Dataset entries

**********

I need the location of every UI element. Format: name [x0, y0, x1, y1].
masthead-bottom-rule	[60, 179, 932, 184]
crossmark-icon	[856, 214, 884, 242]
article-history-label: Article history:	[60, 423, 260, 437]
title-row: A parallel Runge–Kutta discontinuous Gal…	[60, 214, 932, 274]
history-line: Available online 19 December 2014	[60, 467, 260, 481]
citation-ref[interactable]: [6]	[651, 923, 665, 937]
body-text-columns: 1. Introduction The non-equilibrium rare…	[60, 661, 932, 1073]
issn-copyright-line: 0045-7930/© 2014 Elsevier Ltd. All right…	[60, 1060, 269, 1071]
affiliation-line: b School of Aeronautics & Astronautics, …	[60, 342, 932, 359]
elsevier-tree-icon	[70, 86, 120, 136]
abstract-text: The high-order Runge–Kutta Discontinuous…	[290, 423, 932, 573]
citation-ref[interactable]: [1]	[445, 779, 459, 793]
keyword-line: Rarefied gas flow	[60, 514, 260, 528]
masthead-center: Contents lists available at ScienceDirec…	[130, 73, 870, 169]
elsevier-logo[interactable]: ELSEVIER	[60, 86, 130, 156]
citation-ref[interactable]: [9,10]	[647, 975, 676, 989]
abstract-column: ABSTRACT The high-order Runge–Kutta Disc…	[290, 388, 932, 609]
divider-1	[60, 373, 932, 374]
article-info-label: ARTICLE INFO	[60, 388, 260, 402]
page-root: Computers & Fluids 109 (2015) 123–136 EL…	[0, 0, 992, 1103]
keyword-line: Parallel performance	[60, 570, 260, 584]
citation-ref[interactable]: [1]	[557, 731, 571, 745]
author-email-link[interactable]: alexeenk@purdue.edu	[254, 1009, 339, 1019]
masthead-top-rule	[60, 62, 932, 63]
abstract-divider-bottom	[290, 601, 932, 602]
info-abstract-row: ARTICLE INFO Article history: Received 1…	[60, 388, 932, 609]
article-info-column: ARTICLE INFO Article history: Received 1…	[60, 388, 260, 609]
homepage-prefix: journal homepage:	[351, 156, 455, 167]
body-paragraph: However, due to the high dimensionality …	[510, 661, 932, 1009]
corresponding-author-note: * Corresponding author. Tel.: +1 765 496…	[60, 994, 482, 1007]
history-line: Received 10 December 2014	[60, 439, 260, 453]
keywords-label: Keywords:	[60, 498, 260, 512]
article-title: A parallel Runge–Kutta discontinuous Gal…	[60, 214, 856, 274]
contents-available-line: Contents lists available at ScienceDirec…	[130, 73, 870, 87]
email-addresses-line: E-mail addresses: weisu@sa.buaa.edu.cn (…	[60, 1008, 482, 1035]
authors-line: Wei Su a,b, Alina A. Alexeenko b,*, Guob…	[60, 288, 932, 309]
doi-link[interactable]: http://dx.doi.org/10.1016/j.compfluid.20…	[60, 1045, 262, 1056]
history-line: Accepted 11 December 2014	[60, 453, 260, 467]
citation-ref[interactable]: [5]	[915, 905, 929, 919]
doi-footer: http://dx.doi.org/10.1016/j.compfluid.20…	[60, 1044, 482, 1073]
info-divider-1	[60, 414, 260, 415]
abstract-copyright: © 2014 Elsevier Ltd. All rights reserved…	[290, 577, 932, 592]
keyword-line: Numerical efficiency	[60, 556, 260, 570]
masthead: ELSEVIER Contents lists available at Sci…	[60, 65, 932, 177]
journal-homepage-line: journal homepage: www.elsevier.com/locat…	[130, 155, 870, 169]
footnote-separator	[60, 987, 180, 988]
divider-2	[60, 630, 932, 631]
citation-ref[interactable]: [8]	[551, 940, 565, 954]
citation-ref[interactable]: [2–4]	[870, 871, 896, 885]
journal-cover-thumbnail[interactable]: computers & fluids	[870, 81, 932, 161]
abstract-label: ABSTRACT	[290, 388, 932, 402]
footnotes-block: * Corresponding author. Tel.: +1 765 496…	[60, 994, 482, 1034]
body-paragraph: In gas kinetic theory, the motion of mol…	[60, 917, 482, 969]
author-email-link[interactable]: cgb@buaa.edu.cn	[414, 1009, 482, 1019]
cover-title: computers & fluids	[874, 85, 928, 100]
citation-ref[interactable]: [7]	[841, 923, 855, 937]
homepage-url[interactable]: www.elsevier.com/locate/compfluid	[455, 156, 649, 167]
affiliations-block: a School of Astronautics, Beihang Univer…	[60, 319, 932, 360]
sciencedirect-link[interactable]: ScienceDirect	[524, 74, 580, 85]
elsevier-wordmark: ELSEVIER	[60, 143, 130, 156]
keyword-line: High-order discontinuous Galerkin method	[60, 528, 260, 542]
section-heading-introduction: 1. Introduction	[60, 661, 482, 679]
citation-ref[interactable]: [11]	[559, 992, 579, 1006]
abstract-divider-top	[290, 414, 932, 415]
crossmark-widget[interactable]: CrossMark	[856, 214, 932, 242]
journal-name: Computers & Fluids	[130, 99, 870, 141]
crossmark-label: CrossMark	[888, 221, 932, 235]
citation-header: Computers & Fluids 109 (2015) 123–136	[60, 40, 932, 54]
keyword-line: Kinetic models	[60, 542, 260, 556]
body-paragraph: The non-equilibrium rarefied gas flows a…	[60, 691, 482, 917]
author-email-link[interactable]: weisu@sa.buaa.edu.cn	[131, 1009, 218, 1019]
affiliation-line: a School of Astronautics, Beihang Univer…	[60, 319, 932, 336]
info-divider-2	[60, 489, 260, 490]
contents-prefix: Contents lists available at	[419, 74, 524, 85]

**********

**EXERCISE DETAILS:**
Rewrite all the rows above as a numbered list, leaving out any blank lines.

**ANSWER IN FULL:**
1. I need the location of every UI element. Format: name [x0, y0, x1, y1].
2. masthead-bottom-rule	[60, 179, 932, 184]
3. crossmark-icon	[856, 214, 884, 242]
4. article-history-label: Article history:	[60, 423, 260, 437]
5. title-row: A parallel Runge–Kutta discontinuous Gal…	[60, 214, 932, 274]
6. history-line: Available online 19 December 2014	[60, 467, 260, 481]
7. citation-ref[interactable]: [6]	[651, 923, 665, 937]
8. body-text-columns: 1. Introduction The non-equilibrium rare…	[60, 661, 932, 1073]
9. issn-copyright-line: 0045-7930/© 2014 Elsevier Ltd. All right…	[60, 1060, 269, 1071]
10. affiliation-line: b School of Aeronautics & Astronautics, …	[60, 342, 932, 359]
11. elsevier-tree-icon	[70, 86, 120, 136]
12. abstract-text: The high-order Runge–Kutta Discontinuous…	[290, 423, 932, 573]
13. citation-ref[interactable]: [1]	[445, 779, 459, 793]
14. keyword-line: Rarefied gas flow	[60, 514, 260, 528]
15. masthead-center: Contents lists available at ScienceDirec…	[130, 73, 870, 169]
16. elsevier-logo[interactable]: ELSEVIER	[60, 86, 130, 156]
17. citation-ref[interactable]: [9,10]	[647, 975, 676, 989]
18. abstract-column: ABSTRACT The high-order Runge–Kutta Disc…	[290, 388, 932, 609]
19. divider-1	[60, 373, 932, 374]
20. article-info-label: ARTICLE INFO	[60, 388, 260, 402]
21. page-root: Computers & Fluids 109 (2015) 123–136 EL…	[0, 0, 992, 1103]
22. keyword-line: Parallel performance	[60, 570, 260, 584]
23. citation-ref[interactable]: [1]	[557, 731, 571, 745]
24. author-email-link[interactable]: alexeenk@purdue.edu	[254, 1009, 339, 1019]
25. masthead-top-rule	[60, 62, 932, 63]
26. abstract-divider-bottom	[290, 601, 932, 602]
27. info-abstract-row: ARTICLE INFO Article history: Received 1…	[60, 388, 932, 609]
28. article-info-column: ARTICLE INFO Article history: Received 1…	[60, 388, 260, 609]
29. homepage-prefix: journal homepage:	[351, 156, 455, 167]
30. body-paragraph: However, due to the high dimensionality …	[510, 661, 932, 1009]
31. corresponding-author-note: * Corresponding author. Tel.: +1 765 496…	[60, 994, 482, 1007]
32. history-line: Received 10 December 2014	[60, 439, 260, 453]
33. keywords-label: Keywords:	[60, 498, 260, 512]
34. article-title: A parallel Runge–Kutta discontinuous Gal…	[60, 214, 856, 274]
35. contents-available-line: Contents lists available at ScienceDirec…	[130, 73, 870, 87]
36. email-addresses-line: E-mail addresses: weisu@sa.buaa.edu.cn (…	[60, 1008, 482, 1035]
37. authors-line: Wei Su a,b, Alina A. Alexeenko b,*, Guob…	[60, 288, 932, 309]
38. doi-link[interactable]: http://dx.doi.org/10.1016/j.compfluid.20…	[60, 1045, 262, 1056]
39. history-line: Accepted 11 December 2014	[60, 453, 260, 467]
40. citation-ref[interactable]: [5]	[915, 905, 929, 919]
41. doi-footer: http://dx.doi.org/10.1016/j.compfluid.20…	[60, 1044, 482, 1073]
42. info-divider-1	[60, 414, 260, 415]
43. abstract-copyright: © 2014 Elsevier Ltd. All rights reserved…	[290, 577, 932, 592]
44. keyword-line: Numerical efficiency	[60, 556, 260, 570]
45. masthead: ELSEVIER Contents lists available at Sci…	[60, 65, 932, 177]
46. journal-homepage-line: journal homepage: www.elsevier.com/locat…	[130, 155, 870, 169]
47. footnote-separator	[60, 987, 180, 988]
48. divider-2	[60, 630, 932, 631]
49. citation-ref[interactable]: [8]	[551, 940, 565, 954]
50. citation-ref[interactable]: [2–4]	[870, 871, 896, 885]
51. journal-cover-thumbnail[interactable]: computers & fluids	[870, 81, 932, 161]
52. abstract-label: ABSTRACT	[290, 388, 932, 402]
53. footnotes-block: * Corresponding author. Tel.: +1 765 496…	[60, 994, 482, 1034]
54. body-paragraph: In gas kinetic theory, the motion of mol…	[60, 917, 482, 969]
55. author-email-link[interactable]: cgb@buaa.edu.cn	[414, 1009, 482, 1019]
56. cover-title: computers & fluids	[874, 85, 928, 100]
57. citation-ref[interactable]: [7]	[841, 923, 855, 937]
58. homepage-url[interactable]: www.elsevier.com/locate/compfluid	[455, 156, 649, 167]
59. affiliations-block: a School of Astronautics, Beihang Univer…	[60, 319, 932, 360]
60. sciencedirect-link[interactable]: ScienceDirect	[524, 74, 580, 85]
61. elsevier-wordmark: ELSEVIER	[60, 143, 130, 156]
62. keyword-line: High-order discontinuous Galerkin method	[60, 528, 260, 542]
63. section-heading-introduction: 1. Introduction	[60, 661, 482, 679]
64. citation-ref[interactable]: [11]	[559, 992, 579, 1006]
65. abstract-divider-top	[290, 414, 932, 415]
66. crossmark-widget[interactable]: CrossMark	[856, 214, 932, 242]
67. journal-name: Computers & Fluids	[130, 99, 870, 141]
68. crossmark-label: CrossMark	[888, 221, 932, 235]
69. citation-header: Computers & Fluids 109 (2015) 123–136	[60, 40, 932, 54]
70. keyword-line: Kinetic models	[60, 542, 260, 556]
71. body-paragraph: The non-equilibrium rarefied gas flows a…	[60, 691, 482, 917]
72. author-email-link[interactable]: weisu@sa.buaa.edu.cn	[131, 1009, 218, 1019]
73. affiliation-line: a School of Astronautics, Beihang Univer…	[60, 319, 932, 336]
74. info-divider-2	[60, 489, 260, 490]
75. contents-prefix: Contents lists available at	[419, 74, 524, 85]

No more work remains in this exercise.